• _Required work_: The records below need retyping in full; give them again exactly.

• _Extracted information_:
** begin **
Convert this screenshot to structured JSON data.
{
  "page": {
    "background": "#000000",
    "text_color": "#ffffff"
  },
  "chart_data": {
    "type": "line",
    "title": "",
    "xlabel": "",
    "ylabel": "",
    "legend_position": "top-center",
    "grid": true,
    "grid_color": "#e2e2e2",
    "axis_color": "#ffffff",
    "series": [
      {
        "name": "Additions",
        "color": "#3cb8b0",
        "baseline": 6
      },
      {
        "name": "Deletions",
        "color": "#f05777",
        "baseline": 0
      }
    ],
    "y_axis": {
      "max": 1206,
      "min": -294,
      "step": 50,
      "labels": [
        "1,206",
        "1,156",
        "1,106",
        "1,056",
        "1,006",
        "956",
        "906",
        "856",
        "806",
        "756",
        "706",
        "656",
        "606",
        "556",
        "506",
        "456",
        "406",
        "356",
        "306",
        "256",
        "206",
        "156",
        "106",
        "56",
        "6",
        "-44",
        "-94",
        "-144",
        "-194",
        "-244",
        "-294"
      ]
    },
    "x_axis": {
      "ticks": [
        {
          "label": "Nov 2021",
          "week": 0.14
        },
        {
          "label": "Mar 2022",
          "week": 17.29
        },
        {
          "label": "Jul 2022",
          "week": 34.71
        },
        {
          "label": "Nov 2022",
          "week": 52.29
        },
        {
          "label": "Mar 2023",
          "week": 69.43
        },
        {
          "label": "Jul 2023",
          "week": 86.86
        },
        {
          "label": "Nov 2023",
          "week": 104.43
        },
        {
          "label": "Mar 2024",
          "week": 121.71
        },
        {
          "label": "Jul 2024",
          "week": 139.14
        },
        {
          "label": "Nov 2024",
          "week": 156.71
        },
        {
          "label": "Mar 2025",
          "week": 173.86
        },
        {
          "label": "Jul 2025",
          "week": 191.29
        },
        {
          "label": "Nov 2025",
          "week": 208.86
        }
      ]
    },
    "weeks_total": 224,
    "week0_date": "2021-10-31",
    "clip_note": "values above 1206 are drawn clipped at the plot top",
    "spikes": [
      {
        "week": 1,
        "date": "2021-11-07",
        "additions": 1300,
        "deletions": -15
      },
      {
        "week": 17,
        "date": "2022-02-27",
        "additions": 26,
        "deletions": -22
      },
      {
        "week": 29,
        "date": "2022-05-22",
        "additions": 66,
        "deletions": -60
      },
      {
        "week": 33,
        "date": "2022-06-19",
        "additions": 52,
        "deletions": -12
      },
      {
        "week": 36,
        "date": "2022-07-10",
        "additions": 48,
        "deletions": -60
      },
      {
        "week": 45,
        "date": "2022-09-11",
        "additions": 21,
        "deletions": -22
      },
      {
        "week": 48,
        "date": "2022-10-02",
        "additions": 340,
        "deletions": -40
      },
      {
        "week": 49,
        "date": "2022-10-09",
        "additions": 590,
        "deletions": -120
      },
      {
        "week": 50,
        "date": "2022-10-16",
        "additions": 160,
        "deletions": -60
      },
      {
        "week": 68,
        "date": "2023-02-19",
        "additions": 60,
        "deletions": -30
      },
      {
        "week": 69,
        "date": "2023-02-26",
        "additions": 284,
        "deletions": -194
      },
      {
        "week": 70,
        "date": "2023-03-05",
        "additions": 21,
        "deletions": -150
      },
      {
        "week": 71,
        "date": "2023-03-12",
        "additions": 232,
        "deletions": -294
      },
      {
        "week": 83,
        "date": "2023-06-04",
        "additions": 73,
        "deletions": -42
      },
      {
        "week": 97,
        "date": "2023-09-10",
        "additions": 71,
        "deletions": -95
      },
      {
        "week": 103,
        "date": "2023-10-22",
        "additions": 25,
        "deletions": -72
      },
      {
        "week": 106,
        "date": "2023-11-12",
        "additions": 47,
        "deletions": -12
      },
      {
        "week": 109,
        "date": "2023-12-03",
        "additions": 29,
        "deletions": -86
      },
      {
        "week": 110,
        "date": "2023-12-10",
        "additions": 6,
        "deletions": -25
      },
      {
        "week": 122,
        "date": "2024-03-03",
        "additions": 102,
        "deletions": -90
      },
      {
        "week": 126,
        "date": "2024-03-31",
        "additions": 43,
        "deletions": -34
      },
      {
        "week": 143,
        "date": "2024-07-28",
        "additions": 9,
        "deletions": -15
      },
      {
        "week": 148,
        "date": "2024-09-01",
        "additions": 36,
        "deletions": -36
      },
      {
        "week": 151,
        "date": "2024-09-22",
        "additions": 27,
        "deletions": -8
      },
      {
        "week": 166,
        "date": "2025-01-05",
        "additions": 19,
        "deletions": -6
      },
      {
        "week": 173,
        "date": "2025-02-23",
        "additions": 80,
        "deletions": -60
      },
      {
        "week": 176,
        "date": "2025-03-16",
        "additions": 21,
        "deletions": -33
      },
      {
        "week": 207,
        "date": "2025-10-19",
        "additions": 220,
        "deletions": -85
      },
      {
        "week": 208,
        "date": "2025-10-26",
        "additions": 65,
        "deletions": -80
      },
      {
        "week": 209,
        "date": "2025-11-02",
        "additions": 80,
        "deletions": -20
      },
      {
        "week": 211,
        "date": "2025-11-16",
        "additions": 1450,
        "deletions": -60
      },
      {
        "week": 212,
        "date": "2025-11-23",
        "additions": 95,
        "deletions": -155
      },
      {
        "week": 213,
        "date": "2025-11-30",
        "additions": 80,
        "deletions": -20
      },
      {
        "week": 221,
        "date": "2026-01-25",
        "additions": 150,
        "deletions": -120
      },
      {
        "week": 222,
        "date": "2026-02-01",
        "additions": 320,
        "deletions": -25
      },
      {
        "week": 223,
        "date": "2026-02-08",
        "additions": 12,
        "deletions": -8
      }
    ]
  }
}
** end **
• _Result below_:
Convert this screenshot to structured JSON data.
{
  "page": {
    "background": "#000000",
    "text_color": "#ffffff"
  },
  "chart_data": {
    "type": "line",
    "title": "",
    "xlabel": "",
    "ylabel": "",
    "legend_position": "top-center",
    "grid": true,
    "grid_color": "#e2e2e2",
    "axis_color": "#ffffff",
    "series": [
      {
        "name": "Additions",
        "color": "#3cb8b0",
        "baseline": 6
      },
      {
        "name": "Deletions",
        "color": "#f05777",
        "baseline": 0
      }
    ],
    "y_axis": {
      "max": 1206,
      "min": -294,
      "step": 50,
      "labels": [
        "1,206",
        "1,156",
        "1,106",
        "1,056",
        "1,006",
        "956",
        "906",
        "856",
        "806",
        "756",
        "706",
        "656",
        "606",
        "556",
        "506",
        "456",
        "406",
        "356",
        "306",
        "256",
        "206",
        "156",
        "106",
        "56",
        "6",
        "-44",
        "-94",
        "-144",
        "-194",
        "-244",
        "-294"
      ]
    },
    "x_axis": {
      "ticks": [
        {
          "label": "Nov 2021",
          "week": 0.14
        },
        {
          "label": "Mar 2022",
          "week": 17.29
        },
        {
          "label": "Jul 2022",
          "week": 34.71
        },
        {
          "label": "Nov 2022",
          "week": 52.29
        },
        {
          "label": "Mar 2023",
          "week": 69.43
        },
        {
          "label": "Jul 2023",
          "week": 86.86
        },
        {
          "label": "Nov 2023",
          "week": 104.43
        },
        {
          "label": "Mar 2024",
          "week": 121.71
        },
        {
          "label": "Jul 2024",
          "week": 139.14
        },
        {
          "label": "Nov 2024",
          "week": 156.71
        },
        {
          "label": "Mar 2025",
          "week": 173.86
        },
        {
          "label": "Jul 2025",
          "week": 191.29
        },
        {
          "label": "Nov 2025",
          "week": 208.86
        }
      ]
    },
    "weeks_total": 224,
    "week0_date": "2021-10-31",
    "clip_note": "values above 1206 are drawn clipped at the plot top",
    "spikes": [
      {
        "week": 1,
        "date": "2021-11-07",
        "additions": 1300,
        "deletions": -15
      },
      {
        "week": 17,
        "date": "2022-02-27",
        "additions": 26,
        "deletions": -22
      },
      {
        "week": 29,
        "date": "2022-05-22",
        "additions": 66,
        "deletions": -60
      },
      {
        "week": 33,
        "date": "2022-06-19",
        "additions": 52,
        "deletions": -12
      },
      {
        "week": 36,
        "date": "2022-07-10",
        "additions": 48,
        "deletions": -60
      },
      {
        "week": 45,
        "date": "2022-09-11",
        "additions": 21,
        "deletions": -22
      },
      {
        "week": 48,
        "date": "2022-10-02",
        "additions": 340,
        "deletions": -40
      },
      {
        "week": 49,
        "date": "2022-10-09",
        "additions": 590,
        "deletions": -120
      },
      {
        "week": 50,
        "date": "2022-10-16",
        "additions": 160,
        "deletions": -60
      },
      {
        "week": 68,
        "date": "2023-02-19",
        "additions": 60,
        "deletions": -30
      },
      {
        "week": 69,
        "date": "2023-02-26",
        "additions": 284,
        "deletions": -194
      },
      {
        "week": 70,
        "date": "2023-03-05",
        "additions": 21,
        "deletions": -150
      },
      {
        "week": 71,
        "date": "2023-03-12",
        "additions": 232,
        "deletions": -294
      },
      {
        "week": 83,
        "date": "2023-06-04",
        "additions": 73,
        "deletions": -42
      },
      {
        "week": 97,
        "date": "2023-09-10",
        "additions": 71,
        "deletions": -95
      },
      {
        "week": 103,
        "date": "2023-10-22",
        "additions": 25,
        "deletions": -72
      },
      {
        "week": 106,
        "date": "2023-11-12",
        "additions": 47,
        "deletions": -12
      },
      {
        "week": 109,
        "date": "2023-12-03",
        "additions": 29,
        "deletions": -86
      },
      {
        "week": 110,
        "date": "2023-12-10",
        "additions": 6,
        "deletions": -25
      },
      {
        "week": 122,
        "date": "2024-03-03",
        "additions": 102,
        "deletions": -90
      },
      {
        "week": 126,
        "date": "2024-03-31",
        "additions": 43,
        "deletions": -34
      },
      {
        "week": 143,
        "date": "2024-07-28",
        "additions": 9,
        "deletions": -15
      },
      {
        "week": 148,
        "date": "2024-09-01",
        "additions": 36,
        "deletions": -36
      },
      {
        "week": 151,
        "date": "2024-09-22",
        "additions": 27,
        "deletions": -8
      },
      {
        "week": 166,
        "date": "2025-01-05",
        "additions": 19,
        "deletions": -6
      },
      {
        "week": 173,
        "date": "2025-02-23",
        "additions": 80,
        "deletions": -60
      },
      {
        "week": 176,
        "date": "2025-03-16",
        "additions": 21,
        "deletions": -33
      },
      {
        "week": 207,
        "date": "2025-10-19",
        "additions": 220,
        "deletions": -85
      },
      {
        "week": 208,
        "date": "2025-10-26",
        "additions": 65,
        "deletions": -80
      },
      {
        "week": 209,
        "date": "2025-11-02",
        "additions": 80,
        "deletions": -20
      },
      {
        "week": 211,
        "date": "2025-11-16",
        "additions": 1450,
        "deletions": -60
      },
      {
        "week": 212,
        "date": "2025-11-23",
        "additions": 95,
        "deletions": -155
      },
      {
        "week": 213,
        "date": "2025-11-30",
        "additions": 80,
        "deletions": -20
      },
      {
        "week": 221,
        "date": "2026-01-25",
        "additions": 150,
        "deletions": -120
      },
      {
        "week": 222,
        "date": "2026-02-01",
        "additions": 320,
        "deletions": -25
      },
      {
        "week": 223,
        "date": "2026-02-08",
        "additions": 12,
        "deletions": -8
      }
    ]
  }
}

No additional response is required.